Aim: Exactly repeat all the records below, omitting the images they hold.
BEGIN Records for the task
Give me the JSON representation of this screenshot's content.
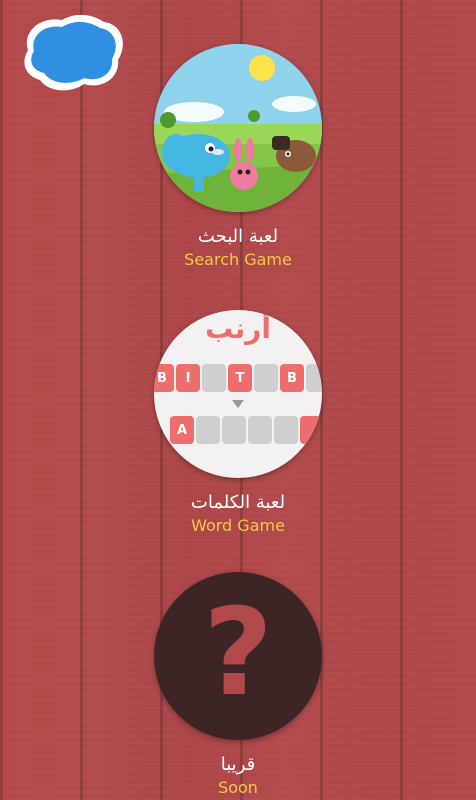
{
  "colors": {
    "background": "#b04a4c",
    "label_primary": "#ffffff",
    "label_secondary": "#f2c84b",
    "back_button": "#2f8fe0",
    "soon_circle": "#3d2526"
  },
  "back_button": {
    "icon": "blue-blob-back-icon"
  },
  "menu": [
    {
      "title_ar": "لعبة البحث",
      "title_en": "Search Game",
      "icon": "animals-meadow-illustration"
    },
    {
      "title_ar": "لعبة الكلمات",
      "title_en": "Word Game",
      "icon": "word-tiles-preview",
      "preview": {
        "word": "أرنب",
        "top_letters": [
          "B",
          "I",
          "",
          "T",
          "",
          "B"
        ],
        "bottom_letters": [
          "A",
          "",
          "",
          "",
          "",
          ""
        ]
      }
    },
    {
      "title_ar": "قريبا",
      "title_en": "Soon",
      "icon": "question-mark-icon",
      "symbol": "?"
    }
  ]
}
END Records for the task
Solved exercise:
Give me the JSON representation of this screenshot's content.
{
  "colors": {
    "background": "#b04a4c",
    "label_primary": "#ffffff",
    "label_secondary": "#f2c84b",
    "back_button": "#2f8fe0",
    "soon_circle": "#3d2526"
  },
  "back_button": {
    "icon": "blue-blob-back-icon"
  },
  "menu": [
    {
      "title_ar": "لعبة البحث",
      "title_en": "Search Game",
      "icon": "animals-meadow-illustration"
    },
    {
      "title_ar": "لعبة الكلمات",
      "title_en": "Word Game",
      "icon": "word-tiles-preview",
      "preview": {
        "word": "أرنب",
        "top_letters": [
          "B",
          "I",
          "",
          "T",
          "",
          "B"
        ],
        "bottom_letters": [
          "A",
          "",
          "",
          "",
          "",
          ""
        ]
      }
    },
    {
      "title_ar": "قريبا",
      "title_en": "Soon",
      "icon": "question-mark-icon",
      "symbol": "?"
    }
  ]
}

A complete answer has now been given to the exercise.